◆ **Task instructions**
Output all the data exactly. Pictures do not belong in the copy.

◆ **Chart and figure data**
>>

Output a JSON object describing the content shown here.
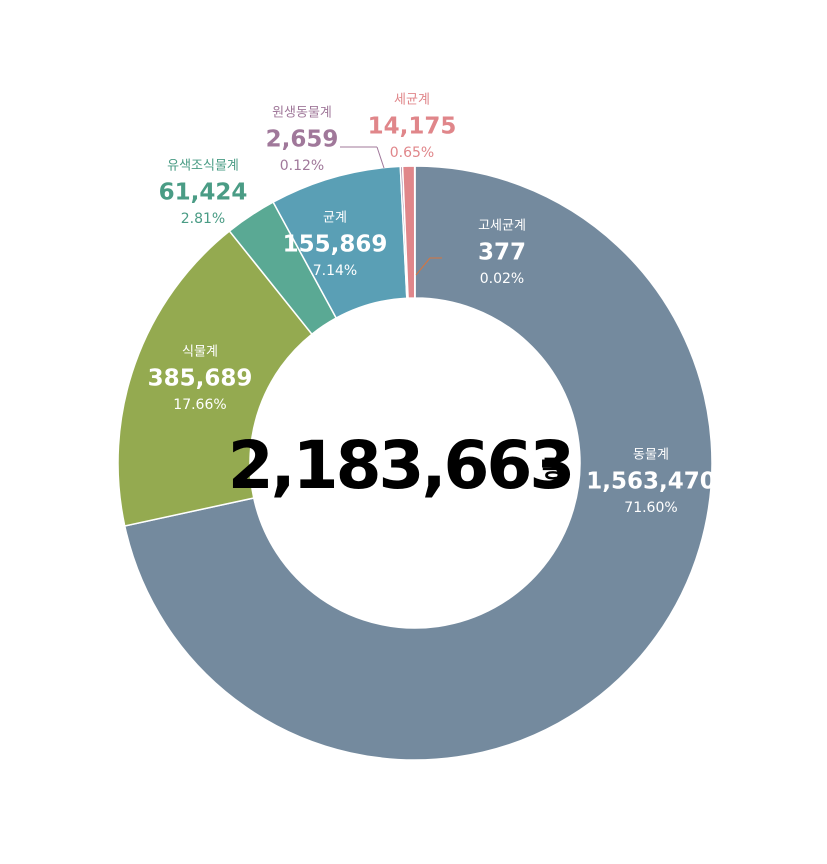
{
  "chart_data": {
    "type": "donut",
    "categories": [
      "동물계",
      "식물계",
      "유색조식물계",
      "균계",
      "원생동물계",
      "세균계",
      "고세균계"
    ],
    "values": [
      1563470,
      385689,
      61424,
      155869,
      2659,
      14175,
      377
    ],
    "value_labels": [
      "1,563,470",
      "385,689",
      "61,424",
      "155,869",
      "2,659",
      "14,175",
      "377"
    ],
    "percents": [
      71.6,
      17.66,
      2.81,
      7.14,
      0.12,
      0.65,
      0.02
    ],
    "percent_labels": [
      "71.60%",
      "17.66%",
      "2.81%",
      "7.14%",
      "0.12%",
      "0.65%",
      "0.02%"
    ],
    "colors": [
      "#748a9e",
      "#94aa50",
      "#5aa994",
      "#5a9fb5",
      "#a0789a",
      "#e0868a",
      "#d9743c"
    ],
    "total": {
      "value": 2183663,
      "label": "2,183,663"
    },
    "total_unit": "종"
  }
}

<<

◆ **Full answer**
Output a JSON object describing the content shown here.
{
  "chart_data": {
    "type": "donut",
    "categories": [
      "동물계",
      "식물계",
      "유색조식물계",
      "균계",
      "원생동물계",
      "세균계",
      "고세균계"
    ],
    "values": [
      1563470,
      385689,
      61424,
      155869,
      2659,
      14175,
      377
    ],
    "value_labels": [
      "1,563,470",
      "385,689",
      "61,424",
      "155,869",
      "2,659",
      "14,175",
      "377"
    ],
    "percents": [
      71.6,
      17.66,
      2.81,
      7.14,
      0.12,
      0.65,
      0.02
    ],
    "percent_labels": [
      "71.60%",
      "17.66%",
      "2.81%",
      "7.14%",
      "0.12%",
      "0.65%",
      "0.02%"
    ],
    "colors": [
      "#748a9e",
      "#94aa50",
      "#5aa994",
      "#5a9fb5",
      "#a0789a",
      "#e0868a",
      "#d9743c"
    ],
    "total": {
      "value": 2183663,
      "label": "2,183,663"
    },
    "total_unit": "종"
  }
}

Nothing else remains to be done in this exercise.